* **EXTRAIT DU TEXTE**
Deux flocons, la catastrophe, le citoyen, l’enfant

dimanche 24 novembre 2019, par Etienne.

Le Crestois, dans sa dernière livraison, dresse un panorama des perturbations qu’ont subies nos vies en raison lors du récent épisode neigeux. Une famille a du se loger à l’hôtel, son domicile n’affichant que 8°C.
Qu’en dire ?
Que la famille avait une carte bleue remplie pour se loger à l’hôtel ?
Qu’au paléolithique, au Moyen, et jusque dans les années 50, les hôtels devaient être nombreux, car les chambres de silex devaient être bien froides l’hiver…

Comment on chauffait les hôtels ? Restons-en à des remarques constructives, s’il vous plait.

Panick room

Peut-être avait-on antan autres techniques ? Peut-être connaissait-on les moyens de sa propre résilience personnelle, de sa propre survie ? Peut-être ne dépendait- on pas, à l’instar des nourrissons, d’une mamelle où se brancher pour être ?

Vivre en zone tempérée, soumise à des hivers dont les températures basses peuvent être dangereuses, sans avoir à portée de main un moyen alternatif et autonome de chauffage est tout simplement irresponsable. Tout comme rouler en voiture en hiver sans avoir au moins une couverture qui permettre de passer au moins au nuit, en grelottant peut-être, mais sans mourir (on ne sent pas venir la mort par le froid). A Taïwan, au Japon, les gens préparent chez eux les endroits les mieux susceptibles de résister à un séisme (fréquents) et stockent dans ces « panick room  » eau, radio et lampe de poche, trousse de premier secours, etc, au cas où.

Avoir froid derrière, chaud devant était la règle jusqu’après la seconde guerre mondiale. Le confort est un concept pernicieux. Plus on en a, plus il en faut. Les professions travaillant à l’extérieur ont une bonne résistance au froid, probablement une meilleure santé. Les intérieurs trop chauds leur disconviennent. Confronté au froid, le corps s’adapte, formant un bourrelet de graisse grise. Sous les Tropiques, l’épiderme se transforme également, dans le sens d’une meilleure adaptation à la chaleur humide.

* **CONSIGNES**
A: D'après le texte sur l'épisode neigeux, quelle température affichait le domicile de la famille qui a dû se loger à l'hôtel ?
B: Poursuivez le texte sur l'épisode neigeux après sa dernière phrase.
La liste n'est d'aucune utilité ici.

* **DONNÉES EXTRAITES**
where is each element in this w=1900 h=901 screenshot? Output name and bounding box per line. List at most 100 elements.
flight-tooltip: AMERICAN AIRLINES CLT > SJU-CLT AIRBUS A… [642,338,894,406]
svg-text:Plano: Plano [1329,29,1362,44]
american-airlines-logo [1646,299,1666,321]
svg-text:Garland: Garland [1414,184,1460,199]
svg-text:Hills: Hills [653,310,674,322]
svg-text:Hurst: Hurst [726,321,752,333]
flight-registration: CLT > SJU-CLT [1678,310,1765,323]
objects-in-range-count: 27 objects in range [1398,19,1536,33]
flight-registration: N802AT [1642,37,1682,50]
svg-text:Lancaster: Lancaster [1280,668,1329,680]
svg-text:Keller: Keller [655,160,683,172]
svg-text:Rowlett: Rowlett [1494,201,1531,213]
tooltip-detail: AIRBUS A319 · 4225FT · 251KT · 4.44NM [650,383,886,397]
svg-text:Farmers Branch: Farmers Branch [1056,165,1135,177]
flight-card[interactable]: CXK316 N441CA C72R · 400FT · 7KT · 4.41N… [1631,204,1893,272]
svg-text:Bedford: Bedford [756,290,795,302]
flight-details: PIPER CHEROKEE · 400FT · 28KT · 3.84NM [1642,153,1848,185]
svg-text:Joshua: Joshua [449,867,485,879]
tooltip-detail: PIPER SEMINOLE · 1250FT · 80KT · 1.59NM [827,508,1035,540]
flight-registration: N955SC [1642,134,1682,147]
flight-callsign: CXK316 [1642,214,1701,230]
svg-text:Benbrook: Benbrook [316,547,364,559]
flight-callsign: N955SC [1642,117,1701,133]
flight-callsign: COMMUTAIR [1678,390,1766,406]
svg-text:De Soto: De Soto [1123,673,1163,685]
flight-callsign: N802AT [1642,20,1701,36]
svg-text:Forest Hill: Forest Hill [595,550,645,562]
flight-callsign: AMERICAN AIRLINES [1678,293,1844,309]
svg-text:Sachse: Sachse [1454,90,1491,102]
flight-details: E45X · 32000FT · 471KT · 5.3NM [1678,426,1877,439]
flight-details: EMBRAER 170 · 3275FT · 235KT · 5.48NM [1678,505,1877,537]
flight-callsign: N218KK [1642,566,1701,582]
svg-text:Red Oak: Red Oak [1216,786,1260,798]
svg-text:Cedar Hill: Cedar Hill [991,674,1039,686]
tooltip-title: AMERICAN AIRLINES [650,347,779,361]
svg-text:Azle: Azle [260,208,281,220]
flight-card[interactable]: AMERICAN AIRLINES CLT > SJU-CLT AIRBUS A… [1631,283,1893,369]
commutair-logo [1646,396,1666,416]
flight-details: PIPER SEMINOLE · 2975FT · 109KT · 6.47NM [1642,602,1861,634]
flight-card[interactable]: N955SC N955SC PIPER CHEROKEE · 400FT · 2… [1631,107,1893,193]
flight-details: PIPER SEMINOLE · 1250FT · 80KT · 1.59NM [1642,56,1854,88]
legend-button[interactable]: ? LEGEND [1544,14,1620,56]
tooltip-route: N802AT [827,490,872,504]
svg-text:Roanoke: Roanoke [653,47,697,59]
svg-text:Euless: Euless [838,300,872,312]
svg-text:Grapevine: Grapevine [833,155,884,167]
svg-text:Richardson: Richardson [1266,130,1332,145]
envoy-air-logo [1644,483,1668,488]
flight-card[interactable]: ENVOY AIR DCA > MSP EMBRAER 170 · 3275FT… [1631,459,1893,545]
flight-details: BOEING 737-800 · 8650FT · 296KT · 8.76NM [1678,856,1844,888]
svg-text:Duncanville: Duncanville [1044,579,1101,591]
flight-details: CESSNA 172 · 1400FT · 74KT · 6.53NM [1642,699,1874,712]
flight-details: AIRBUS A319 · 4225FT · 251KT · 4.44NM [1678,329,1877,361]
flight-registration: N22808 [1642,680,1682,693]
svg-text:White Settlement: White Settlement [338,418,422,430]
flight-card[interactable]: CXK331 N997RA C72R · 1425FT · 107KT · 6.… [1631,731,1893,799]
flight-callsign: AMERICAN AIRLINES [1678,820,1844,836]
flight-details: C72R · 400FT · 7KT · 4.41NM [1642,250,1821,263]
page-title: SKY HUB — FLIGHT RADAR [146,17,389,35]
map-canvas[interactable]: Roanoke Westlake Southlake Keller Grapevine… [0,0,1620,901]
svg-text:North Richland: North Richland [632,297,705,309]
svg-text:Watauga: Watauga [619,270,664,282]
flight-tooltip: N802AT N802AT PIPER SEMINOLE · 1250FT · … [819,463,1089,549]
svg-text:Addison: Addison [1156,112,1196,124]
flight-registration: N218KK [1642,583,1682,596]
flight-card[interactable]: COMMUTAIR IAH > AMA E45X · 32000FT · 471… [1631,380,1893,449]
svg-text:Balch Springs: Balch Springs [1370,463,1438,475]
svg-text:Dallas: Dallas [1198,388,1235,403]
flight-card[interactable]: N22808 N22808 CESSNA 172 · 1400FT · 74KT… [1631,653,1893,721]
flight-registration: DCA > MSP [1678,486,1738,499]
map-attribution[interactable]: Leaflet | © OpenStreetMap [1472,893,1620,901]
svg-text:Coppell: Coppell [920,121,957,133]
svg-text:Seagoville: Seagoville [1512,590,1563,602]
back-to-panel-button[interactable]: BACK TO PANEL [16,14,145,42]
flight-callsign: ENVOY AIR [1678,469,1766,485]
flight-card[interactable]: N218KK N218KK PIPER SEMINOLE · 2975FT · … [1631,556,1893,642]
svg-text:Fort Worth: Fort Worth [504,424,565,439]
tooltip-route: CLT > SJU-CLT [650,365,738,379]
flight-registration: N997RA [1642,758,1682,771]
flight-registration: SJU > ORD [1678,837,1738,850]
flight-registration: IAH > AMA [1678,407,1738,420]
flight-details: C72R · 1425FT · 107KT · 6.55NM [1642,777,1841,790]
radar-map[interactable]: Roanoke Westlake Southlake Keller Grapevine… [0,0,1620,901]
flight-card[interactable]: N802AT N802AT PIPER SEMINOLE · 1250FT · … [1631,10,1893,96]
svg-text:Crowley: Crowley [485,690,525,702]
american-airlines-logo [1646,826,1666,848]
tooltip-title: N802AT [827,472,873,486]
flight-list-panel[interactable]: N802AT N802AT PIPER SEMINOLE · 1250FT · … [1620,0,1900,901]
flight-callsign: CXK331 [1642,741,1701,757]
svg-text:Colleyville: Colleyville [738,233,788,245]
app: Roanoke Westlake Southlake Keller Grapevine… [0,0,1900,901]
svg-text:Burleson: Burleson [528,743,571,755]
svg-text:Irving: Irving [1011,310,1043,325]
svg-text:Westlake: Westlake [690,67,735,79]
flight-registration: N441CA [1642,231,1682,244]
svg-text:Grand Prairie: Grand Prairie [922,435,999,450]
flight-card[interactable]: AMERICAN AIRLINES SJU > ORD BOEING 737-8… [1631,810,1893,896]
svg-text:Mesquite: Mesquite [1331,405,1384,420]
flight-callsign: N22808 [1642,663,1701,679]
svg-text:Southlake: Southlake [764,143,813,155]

* **RÉPONSES UNE À UNE**
A: Son domicile n'affichait que 8 °C.

B:
La norme aujourd’hui est l’appartement, ou la maison, chauffée à une température uniforme (quelques degrés en moins peut-être la nuit), salle de bain, toilettes, chambres comprises. Les catalogues des fournisseurs de chauffage s’ouvrent souvent sur une publicité : une famille chez elle, en vêtements légers, tandis que derrière de grandes baies vitrées la neige tombe…

Point chaud

Le 19°C partout dans la maison s’impose comme le standard, même dans les foyers instruits où l’on se déclare écolo, où Bouddha dans son lotus trône quelque part sur un guéridon. Le type de rénovation énergétique proposé aujourd’hui, fondée sur le concept d’enveloppe étanche couvrant de partout la zone habitable, prolonge en fait cette idée d’un confort uniforme partout dans le volume habitable. Le bâtiment basse consommation (BBC), le type de rénovation de l’existant tel que le promeut localement le dispositif Dorémi reposent sur cette idée.

Le point chaud est son antithèse. Il ne s’agit plus de tout chauffer comme en été, mais seulement une petite partie du volume habitable, où se concentrent les activités du foyer en hiver. Dans sa version ancienne, c’est le foyer ouvert (on peut toucher la flamme). Au Népal, on place souvent un réchaud à alcool ou autre, sous une table bordée de couverture. Les jambes sont au chaud et tiennent le corps (plus ou moins chaud) ; les spéléologues ont amélioré le concept, en construisant des « tentes », chauffée d’une manière ou d’une autre. L’objectif n’est pas d’avoir chaud constamment, mais chaud quand il est nécessaire de se réchauffer avant de retourner au froid.

Plutôt que d’isoler des volumes habitables entiers, les programmes de rénovation énergétique devraient s’articuler autour du concept de point chaud. Pourquoi non ? Probablement parce que notre mode de vie est non négociable. Ou bien que ce serait un retour à la bougie, etc…En réalité, le meilleur moyen, le plus rapide, d’y retourner, ou de se retrouver sans marge de manœuvres pour transformer nos modes de vie, est de continuer comme nous le faisons.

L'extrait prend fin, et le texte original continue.